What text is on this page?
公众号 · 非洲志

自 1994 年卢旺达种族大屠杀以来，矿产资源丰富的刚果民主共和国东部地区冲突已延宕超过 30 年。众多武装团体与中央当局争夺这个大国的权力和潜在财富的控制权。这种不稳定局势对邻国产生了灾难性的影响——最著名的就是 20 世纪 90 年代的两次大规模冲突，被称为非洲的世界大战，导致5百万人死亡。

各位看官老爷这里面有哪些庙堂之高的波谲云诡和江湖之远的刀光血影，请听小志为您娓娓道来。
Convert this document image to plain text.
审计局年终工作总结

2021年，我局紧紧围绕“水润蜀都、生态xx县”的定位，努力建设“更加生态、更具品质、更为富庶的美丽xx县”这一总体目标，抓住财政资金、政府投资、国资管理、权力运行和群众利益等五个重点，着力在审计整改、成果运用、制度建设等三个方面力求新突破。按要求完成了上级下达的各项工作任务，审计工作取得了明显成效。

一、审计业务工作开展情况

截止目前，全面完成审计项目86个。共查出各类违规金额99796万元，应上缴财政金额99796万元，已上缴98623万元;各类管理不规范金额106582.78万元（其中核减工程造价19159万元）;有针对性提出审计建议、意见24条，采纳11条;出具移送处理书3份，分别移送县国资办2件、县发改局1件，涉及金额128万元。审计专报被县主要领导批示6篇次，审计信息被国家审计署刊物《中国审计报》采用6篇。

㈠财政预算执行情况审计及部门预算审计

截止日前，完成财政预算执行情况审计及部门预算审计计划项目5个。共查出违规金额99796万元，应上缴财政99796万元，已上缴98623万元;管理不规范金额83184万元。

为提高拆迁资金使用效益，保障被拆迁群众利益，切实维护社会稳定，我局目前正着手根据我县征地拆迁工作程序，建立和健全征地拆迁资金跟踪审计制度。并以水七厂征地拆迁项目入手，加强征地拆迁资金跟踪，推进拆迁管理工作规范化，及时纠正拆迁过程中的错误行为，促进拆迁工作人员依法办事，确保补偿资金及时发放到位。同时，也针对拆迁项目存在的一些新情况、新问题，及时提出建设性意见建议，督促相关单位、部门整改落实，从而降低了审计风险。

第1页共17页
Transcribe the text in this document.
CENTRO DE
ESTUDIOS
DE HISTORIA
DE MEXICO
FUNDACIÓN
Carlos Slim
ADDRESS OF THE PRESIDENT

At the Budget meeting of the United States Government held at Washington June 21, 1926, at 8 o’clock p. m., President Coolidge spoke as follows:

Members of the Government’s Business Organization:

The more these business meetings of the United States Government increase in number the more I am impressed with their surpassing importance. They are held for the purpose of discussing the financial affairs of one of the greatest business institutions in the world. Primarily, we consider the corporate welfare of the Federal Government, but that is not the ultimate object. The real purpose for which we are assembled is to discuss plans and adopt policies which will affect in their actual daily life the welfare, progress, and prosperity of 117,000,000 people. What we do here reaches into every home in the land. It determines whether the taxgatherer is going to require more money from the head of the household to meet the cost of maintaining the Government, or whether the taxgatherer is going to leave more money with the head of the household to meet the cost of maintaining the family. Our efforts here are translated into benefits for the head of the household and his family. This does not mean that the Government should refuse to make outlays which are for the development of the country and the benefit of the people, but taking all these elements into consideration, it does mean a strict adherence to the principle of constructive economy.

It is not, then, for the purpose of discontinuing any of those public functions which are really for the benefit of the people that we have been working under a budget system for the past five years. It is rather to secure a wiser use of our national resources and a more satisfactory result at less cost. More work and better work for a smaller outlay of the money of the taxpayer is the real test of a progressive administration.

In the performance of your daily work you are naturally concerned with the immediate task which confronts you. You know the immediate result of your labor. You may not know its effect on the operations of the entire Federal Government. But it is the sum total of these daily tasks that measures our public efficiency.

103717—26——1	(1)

■ ■ ■ ■

**Work to do:** Collect, from the material above, every line containing the word "document".

**Written reply:**
Convert this document image to plain text.
Transcribe the text in this document.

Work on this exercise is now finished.